▶ Given task: In the entries, find all lines that hold the word "操作繁琐" and copy them.

-- start of Supplied records --

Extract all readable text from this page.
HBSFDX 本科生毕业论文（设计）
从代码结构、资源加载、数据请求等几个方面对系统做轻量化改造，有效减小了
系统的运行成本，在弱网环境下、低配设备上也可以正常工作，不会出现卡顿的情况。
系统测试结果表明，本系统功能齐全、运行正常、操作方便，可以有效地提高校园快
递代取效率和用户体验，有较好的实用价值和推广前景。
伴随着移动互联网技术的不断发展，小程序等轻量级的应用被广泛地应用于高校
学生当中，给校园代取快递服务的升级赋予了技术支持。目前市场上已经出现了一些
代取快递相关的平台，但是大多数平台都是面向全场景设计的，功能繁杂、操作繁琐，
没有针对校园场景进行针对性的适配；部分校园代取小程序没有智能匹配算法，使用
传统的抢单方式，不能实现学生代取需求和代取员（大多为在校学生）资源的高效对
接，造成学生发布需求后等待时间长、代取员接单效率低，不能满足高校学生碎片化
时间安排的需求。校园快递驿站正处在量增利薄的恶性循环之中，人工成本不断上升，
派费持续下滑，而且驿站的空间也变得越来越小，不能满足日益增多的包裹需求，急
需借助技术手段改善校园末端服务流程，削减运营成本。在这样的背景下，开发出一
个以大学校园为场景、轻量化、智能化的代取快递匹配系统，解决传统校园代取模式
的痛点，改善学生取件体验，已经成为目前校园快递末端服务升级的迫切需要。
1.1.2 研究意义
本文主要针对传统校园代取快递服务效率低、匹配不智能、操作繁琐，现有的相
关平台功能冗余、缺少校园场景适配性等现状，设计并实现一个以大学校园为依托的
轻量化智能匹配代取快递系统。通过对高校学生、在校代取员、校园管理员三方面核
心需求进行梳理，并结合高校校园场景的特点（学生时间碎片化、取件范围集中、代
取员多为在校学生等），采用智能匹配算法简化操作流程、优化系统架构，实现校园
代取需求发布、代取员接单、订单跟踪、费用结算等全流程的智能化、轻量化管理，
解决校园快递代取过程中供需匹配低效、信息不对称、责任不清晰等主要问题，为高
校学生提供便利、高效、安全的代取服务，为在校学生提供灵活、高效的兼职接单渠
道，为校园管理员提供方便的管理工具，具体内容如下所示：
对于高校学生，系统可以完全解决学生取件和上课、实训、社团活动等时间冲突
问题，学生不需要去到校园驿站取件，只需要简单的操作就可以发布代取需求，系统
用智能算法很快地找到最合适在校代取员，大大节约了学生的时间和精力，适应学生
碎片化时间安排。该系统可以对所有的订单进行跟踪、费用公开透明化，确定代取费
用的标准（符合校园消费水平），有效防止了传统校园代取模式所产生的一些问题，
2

-- end of Supplied records --

▶ Response to this exercise:
代取快递相关的平台，但是大多数平台都是面向全场景设计的，功能繁杂、操作繁琐，
本文主要针对传统校园代取快递服务效率低、匹配不智能、操作繁琐，现有的相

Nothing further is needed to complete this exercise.